Below is a block of records. Copy every line in it that contains the word "this".

▶ [Supplied data]
════
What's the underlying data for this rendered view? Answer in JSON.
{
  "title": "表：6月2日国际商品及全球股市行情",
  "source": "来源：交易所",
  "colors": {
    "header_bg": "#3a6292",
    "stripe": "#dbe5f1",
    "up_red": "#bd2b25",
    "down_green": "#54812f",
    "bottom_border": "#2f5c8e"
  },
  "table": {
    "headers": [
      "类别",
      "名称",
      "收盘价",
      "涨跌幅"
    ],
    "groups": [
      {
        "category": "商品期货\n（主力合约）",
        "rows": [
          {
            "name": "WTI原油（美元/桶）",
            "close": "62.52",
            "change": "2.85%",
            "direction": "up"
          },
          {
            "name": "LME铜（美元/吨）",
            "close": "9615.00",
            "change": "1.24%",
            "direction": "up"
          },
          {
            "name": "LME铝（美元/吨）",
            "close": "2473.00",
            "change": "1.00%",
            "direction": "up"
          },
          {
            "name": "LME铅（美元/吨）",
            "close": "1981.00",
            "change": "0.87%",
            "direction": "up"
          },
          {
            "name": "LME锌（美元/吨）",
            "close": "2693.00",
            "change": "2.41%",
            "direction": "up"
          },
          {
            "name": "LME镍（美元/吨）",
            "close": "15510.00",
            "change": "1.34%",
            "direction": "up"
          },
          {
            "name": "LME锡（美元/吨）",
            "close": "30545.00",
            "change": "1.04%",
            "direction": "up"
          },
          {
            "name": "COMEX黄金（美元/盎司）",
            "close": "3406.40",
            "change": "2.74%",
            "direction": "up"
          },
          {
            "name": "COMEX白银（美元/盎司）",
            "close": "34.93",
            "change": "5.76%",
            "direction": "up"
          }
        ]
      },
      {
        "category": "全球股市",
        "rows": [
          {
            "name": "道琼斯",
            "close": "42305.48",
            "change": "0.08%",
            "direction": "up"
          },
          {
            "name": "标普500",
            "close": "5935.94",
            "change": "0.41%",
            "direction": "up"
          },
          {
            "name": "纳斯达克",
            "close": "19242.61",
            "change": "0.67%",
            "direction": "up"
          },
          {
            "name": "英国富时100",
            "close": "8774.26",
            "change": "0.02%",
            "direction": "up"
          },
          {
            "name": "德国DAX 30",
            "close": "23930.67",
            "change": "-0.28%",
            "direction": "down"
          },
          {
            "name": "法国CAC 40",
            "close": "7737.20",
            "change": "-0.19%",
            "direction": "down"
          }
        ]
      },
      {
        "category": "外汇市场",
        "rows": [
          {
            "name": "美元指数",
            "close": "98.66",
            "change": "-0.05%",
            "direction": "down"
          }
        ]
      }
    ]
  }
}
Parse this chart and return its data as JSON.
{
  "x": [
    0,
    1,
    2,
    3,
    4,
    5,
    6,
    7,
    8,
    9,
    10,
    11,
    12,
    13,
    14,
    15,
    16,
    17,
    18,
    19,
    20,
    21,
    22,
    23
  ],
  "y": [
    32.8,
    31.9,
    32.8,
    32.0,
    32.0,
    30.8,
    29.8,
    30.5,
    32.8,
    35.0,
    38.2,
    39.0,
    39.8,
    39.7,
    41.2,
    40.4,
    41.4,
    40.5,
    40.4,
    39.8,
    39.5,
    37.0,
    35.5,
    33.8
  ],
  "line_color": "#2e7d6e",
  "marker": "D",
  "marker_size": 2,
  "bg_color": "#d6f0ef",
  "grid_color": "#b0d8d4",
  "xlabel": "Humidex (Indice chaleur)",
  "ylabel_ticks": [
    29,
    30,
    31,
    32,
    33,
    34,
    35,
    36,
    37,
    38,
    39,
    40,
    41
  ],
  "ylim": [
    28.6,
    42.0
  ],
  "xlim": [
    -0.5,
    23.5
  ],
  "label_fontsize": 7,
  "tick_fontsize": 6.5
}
════
▶ [Finished answer]
What's the underlying data for this rendered view? Answer in JSON.
Parse this chart and return its data as JSON.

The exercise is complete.